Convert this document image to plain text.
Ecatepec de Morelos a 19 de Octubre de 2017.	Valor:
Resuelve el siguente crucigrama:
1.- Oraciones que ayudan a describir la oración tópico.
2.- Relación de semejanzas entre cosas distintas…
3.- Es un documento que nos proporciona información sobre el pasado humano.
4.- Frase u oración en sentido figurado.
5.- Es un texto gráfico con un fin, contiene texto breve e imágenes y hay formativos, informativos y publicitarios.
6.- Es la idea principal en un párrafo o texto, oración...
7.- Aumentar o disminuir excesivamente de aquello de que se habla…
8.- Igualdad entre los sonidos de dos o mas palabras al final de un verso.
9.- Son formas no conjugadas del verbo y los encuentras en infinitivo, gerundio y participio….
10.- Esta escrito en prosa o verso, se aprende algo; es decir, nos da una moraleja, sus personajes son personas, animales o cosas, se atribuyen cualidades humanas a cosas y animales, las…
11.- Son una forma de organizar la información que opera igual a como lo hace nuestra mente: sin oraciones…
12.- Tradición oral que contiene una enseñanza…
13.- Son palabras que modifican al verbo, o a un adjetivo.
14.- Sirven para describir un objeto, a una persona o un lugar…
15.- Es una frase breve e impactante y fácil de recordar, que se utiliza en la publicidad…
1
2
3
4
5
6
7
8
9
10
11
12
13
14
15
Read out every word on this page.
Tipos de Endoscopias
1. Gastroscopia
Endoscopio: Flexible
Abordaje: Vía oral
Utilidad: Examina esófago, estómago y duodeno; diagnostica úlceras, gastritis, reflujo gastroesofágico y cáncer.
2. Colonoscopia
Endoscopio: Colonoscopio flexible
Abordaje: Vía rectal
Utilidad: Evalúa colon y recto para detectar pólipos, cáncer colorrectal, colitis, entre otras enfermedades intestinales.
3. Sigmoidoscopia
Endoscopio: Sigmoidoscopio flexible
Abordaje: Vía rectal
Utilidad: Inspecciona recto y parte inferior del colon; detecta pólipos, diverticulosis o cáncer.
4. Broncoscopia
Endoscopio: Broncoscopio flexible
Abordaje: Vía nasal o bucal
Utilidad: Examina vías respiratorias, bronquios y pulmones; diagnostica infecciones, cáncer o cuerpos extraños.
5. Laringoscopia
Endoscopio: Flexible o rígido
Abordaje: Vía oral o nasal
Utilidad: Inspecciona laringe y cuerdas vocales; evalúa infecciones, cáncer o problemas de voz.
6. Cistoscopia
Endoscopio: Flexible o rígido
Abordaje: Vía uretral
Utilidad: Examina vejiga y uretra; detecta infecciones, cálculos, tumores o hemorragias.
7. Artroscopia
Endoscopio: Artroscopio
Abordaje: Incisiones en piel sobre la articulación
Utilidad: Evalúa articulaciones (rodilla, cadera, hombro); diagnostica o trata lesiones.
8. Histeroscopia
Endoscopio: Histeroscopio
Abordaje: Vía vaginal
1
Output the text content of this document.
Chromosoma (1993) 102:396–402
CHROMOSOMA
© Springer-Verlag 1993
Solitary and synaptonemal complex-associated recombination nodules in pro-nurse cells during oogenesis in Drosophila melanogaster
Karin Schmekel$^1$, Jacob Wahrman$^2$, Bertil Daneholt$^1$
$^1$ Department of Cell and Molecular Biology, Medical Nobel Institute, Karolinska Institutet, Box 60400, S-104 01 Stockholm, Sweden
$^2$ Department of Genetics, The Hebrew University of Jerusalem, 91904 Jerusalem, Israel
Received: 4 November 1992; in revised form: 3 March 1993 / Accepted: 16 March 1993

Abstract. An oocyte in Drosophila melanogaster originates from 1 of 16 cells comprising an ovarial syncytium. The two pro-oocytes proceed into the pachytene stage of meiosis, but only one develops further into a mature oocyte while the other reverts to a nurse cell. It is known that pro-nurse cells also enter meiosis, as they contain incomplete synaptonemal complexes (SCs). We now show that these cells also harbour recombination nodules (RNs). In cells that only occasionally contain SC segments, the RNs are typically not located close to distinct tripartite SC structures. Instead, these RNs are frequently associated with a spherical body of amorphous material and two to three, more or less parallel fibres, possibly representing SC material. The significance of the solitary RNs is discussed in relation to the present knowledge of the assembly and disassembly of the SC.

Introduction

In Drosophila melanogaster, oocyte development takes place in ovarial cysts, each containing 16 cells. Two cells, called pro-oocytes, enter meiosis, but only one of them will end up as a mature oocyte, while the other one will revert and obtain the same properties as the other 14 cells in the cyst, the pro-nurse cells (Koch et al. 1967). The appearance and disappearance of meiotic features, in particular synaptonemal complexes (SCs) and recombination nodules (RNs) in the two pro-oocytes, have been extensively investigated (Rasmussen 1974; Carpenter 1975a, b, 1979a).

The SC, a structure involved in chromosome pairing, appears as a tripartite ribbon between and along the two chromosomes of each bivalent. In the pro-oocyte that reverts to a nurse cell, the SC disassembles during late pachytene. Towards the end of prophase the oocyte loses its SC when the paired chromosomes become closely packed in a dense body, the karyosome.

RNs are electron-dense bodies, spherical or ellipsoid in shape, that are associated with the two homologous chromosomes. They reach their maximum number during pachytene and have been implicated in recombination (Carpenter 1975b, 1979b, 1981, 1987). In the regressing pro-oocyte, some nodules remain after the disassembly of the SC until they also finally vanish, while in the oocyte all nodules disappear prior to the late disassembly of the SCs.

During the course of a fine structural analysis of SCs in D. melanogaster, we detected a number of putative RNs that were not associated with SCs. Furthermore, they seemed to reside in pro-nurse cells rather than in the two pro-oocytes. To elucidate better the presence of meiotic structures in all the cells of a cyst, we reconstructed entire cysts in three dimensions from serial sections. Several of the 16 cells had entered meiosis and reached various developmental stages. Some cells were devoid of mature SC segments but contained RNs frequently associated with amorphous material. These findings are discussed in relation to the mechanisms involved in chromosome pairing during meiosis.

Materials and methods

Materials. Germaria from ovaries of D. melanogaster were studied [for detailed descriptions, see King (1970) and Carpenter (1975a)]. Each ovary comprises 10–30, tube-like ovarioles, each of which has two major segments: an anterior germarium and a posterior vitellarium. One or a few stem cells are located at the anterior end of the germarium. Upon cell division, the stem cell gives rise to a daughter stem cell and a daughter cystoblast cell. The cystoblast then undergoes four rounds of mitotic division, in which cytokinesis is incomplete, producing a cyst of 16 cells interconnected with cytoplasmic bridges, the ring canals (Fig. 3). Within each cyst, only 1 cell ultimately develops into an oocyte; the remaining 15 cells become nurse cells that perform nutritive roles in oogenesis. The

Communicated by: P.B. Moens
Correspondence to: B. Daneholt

### Goal of the exercise:
An exact copy of every entry is what's needed, so retype them all.

### Written reply:
Convert this document image to plain text.
Ecatepec de Morelos a 19 de Octubre de 2017.	Valor:
Resuelve el siguente crucigrama:
1.- Oraciones que ayudan a describir la oración tópico.
2.- Relación de semejanzas entre cosas distintas…
3.- Es un documento que nos proporciona información sobre el pasado humano.
4.- Frase u oración en sentido figurado.
5.- Es un texto gráfico con un fin, contiene texto breve e imágenes y hay formativos, informativos y publicitarios.
6.- Es la idea principal en un párrafo o texto, oración...
7.- Aumentar o disminuir excesivamente de aquello de que se habla…
8.- Igualdad entre los sonidos de dos o mas palabras al final de un verso.
9.- Son formas no conjugadas del verbo y los encuentras en infinitivo, gerundio y participio….
10.- Esta escrito en prosa o verso, se aprende algo; es decir, nos da una moraleja, sus personajes son personas, animales o cosas, se atribuyen cualidades humanas a cosas y animales, las…
11.- Son una forma de organizar la información que opera igual a como lo hace nuestra mente: sin oraciones…
12.- Tradición oral que contiene una enseñanza…
13.- Son palabras que modifican al verbo, o a un adjetivo.
14.- Sirven para describir un objeto, a una persona o un lugar…
15.- Es una frase breve e impactante y fácil de recordar, que se utiliza en la publicidad…
1
2
3
4
5
6
7
8
9
10
11
12
13
14
15
Read out every word on this page.
Tipos de Endoscopias
1. Gastroscopia
Endoscopio: Flexible
Abordaje: Vía oral
Utilidad: Examina esófago, estómago y duodeno; diagnostica úlceras, gastritis, reflujo gastroesofágico y cáncer.
2. Colonoscopia
Endoscopio: Colonoscopio flexible
Abordaje: Vía rectal
Utilidad: Evalúa colon y recto para detectar pólipos, cáncer colorrectal, colitis, entre otras enfermedades intestinales.
3. Sigmoidoscopia
Endoscopio: Sigmoidoscopio flexible
Abordaje: Vía rectal
Utilidad: Inspecciona recto y parte inferior del colon; detecta pólipos, diverticulosis o cáncer.
4. Broncoscopia
Endoscopio: Broncoscopio flexible
Abordaje: Vía nasal o bucal
Utilidad: Examina vías respiratorias, bronquios y pulmones; diagnostica infecciones, cáncer o cuerpos extraños.
5. Laringoscopia
Endoscopio: Flexible o rígido
Abordaje: Vía oral o nasal
Utilidad: Inspecciona laringe y cuerdas vocales; evalúa infecciones, cáncer o problemas de voz.
6. Cistoscopia
Endoscopio: Flexible o rígido
Abordaje: Vía uretral
Utilidad: Examina vejiga y uretra; detecta infecciones, cálculos, tumores o hemorragias.
7. Artroscopia
Endoscopio: Artroscopio
Abordaje: Incisiones en piel sobre la articulación
Utilidad: Evalúa articulaciones (rodilla, cadera, hombro); diagnostica o trata lesiones.
8. Histeroscopia
Endoscopio: Histeroscopio
Abordaje: Vía vaginal
1
Output the text content of this document.
Chromosoma (1993) 102:396–402
CHROMOSOMA
© Springer-Verlag 1993
Solitary and synaptonemal complex-associated recombination nodules in pro-nurse cells during oogenesis in Drosophila melanogaster
Karin Schmekel$^1$, Jacob Wahrman$^2$, Bertil Daneholt$^1$
$^1$ Department of Cell and Molecular Biology, Medical Nobel Institute, Karolinska Institutet, Box 60400, S-104 01 Stockholm, Sweden
$^2$ Department of Genetics, The Hebrew University of Jerusalem, 91904 Jerusalem, Israel
Received: 4 November 1992; in revised form: 3 March 1993 / Accepted: 16 March 1993

Abstract. An oocyte in Drosophila melanogaster originates from 1 of 16 cells comprising an ovarial syncytium. The two pro-oocytes proceed into the pachytene stage of meiosis, but only one develops further into a mature oocyte while the other reverts to a nurse cell. It is known that pro-nurse cells also enter meiosis, as they contain incomplete synaptonemal complexes (SCs). We now show that these cells also harbour recombination nodules (RNs). In cells that only occasionally contain SC segments, the RNs are typically not located close to distinct tripartite SC structures. Instead, these RNs are frequently associated with a spherical body of amorphous material and two to three, more or less parallel fibres, possibly representing SC material. The significance of the solitary RNs is discussed in relation to the present knowledge of the assembly and disassembly of the SC.

Introduction

In Drosophila melanogaster, oocyte development takes place in ovarial cysts, each containing 16 cells. Two cells, called pro-oocytes, enter meiosis, but only one of them will end up as a mature oocyte, while the other one will revert and obtain the same properties as the other 14 cells in the cyst, the pro-nurse cells (Koch et al. 1967). The appearance and disappearance of meiotic features, in particular synaptonemal complexes (SCs) and recombination nodules (RNs) in the two pro-oocytes, have been extensively investigated (Rasmussen 1974; Carpenter 1975a, b, 1979a).

The SC, a structure involved in chromosome pairing, appears as a tripartite ribbon between and along the two chromosomes of each bivalent. In the pro-oocyte that reverts to a nurse cell, the SC disassembles during late pachytene. Towards the end of prophase the oocyte loses its SC when the paired chromosomes become closely packed in a dense body, the karyosome.

RNs are electron-dense bodies, spherical or ellipsoid in shape, that are associated with the two homologous chromosomes. They reach their maximum number during pachytene and have been implicated in recombination (Carpenter 1975b, 1979b, 1981, 1987). In the regressing pro-oocyte, some nodules remain after the disassembly of the SC until they also finally vanish, while in the oocyte all nodules disappear prior to the late disassembly of the SCs.

During the course of a fine structural analysis of SCs in D. melanogaster, we detected a number of putative RNs that were not associated with SCs. Furthermore, they seemed to reside in pro-nurse cells rather than in the two pro-oocytes. To elucidate better the presence of meiotic structures in all the cells of a cyst, we reconstructed entire cysts in three dimensions from serial sections. Several of the 16 cells had entered meiosis and reached various developmental stages. Some cells were devoid of mature SC segments but contained RNs frequently associated with amorphous material. These findings are discussed in relation to the mechanisms involved in chromosome pairing during meiosis.

Materials and methods

Materials. Germaria from ovaries of D. melanogaster were studied [for detailed descriptions, see King (1970) and Carpenter (1975a)]. Each ovary comprises 10–30, tube-like ovarioles, each of which has two major segments: an anterior germarium and a posterior vitellarium. One or a few stem cells are located at the anterior end of the germarium. Upon cell division, the stem cell gives rise to a daughter stem cell and a daughter cystoblast cell. The cystoblast then undergoes four rounds of mitotic division, in which cytokinesis is incomplete, producing a cyst of 16 cells interconnected with cytoplasmic bridges, the ring canals (Fig. 3). Within each cyst, only 1 cell ultimately develops into an oocyte; the remaining 15 cells become nurse cells that perform nutritive roles in oogenesis. The

Communicated by: P.B. Moens
Correspondence to: B. Daneholt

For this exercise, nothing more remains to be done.